Given data>
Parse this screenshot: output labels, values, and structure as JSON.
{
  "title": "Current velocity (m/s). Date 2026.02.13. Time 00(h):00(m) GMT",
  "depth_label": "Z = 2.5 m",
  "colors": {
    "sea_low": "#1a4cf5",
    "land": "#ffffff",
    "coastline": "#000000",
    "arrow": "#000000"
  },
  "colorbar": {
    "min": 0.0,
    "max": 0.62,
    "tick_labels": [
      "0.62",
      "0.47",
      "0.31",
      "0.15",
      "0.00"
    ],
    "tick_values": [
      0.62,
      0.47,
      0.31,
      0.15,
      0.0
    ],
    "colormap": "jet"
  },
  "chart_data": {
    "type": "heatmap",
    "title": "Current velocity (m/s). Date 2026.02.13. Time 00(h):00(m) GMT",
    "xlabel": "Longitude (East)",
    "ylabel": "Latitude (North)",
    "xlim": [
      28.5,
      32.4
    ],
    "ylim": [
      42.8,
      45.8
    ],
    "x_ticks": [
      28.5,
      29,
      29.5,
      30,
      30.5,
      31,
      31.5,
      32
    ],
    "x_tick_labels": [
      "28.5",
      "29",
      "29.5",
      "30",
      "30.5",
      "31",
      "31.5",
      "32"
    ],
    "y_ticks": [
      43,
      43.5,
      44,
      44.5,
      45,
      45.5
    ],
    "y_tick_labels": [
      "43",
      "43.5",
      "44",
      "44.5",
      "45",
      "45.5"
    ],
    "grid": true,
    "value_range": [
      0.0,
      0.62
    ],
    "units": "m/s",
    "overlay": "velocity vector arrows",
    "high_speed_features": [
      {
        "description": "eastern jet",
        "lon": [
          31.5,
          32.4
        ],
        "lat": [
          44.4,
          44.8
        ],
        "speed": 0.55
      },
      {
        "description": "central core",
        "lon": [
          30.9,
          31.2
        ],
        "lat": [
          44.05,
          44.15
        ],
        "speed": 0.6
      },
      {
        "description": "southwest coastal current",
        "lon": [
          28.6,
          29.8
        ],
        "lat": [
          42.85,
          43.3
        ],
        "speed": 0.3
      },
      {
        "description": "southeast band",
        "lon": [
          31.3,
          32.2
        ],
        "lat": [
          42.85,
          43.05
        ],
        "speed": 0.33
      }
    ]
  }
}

What this task involves> From the listing above, collect each line in which the string "Time" appears.

Solved exercise>
  "title": "Current velocity (m/s). Date 2026.02.13. Time 00(h):00(m) GMT",
    "title": "Current velocity (m/s). Date 2026.02.13. Time 00(h):00(m) GMT",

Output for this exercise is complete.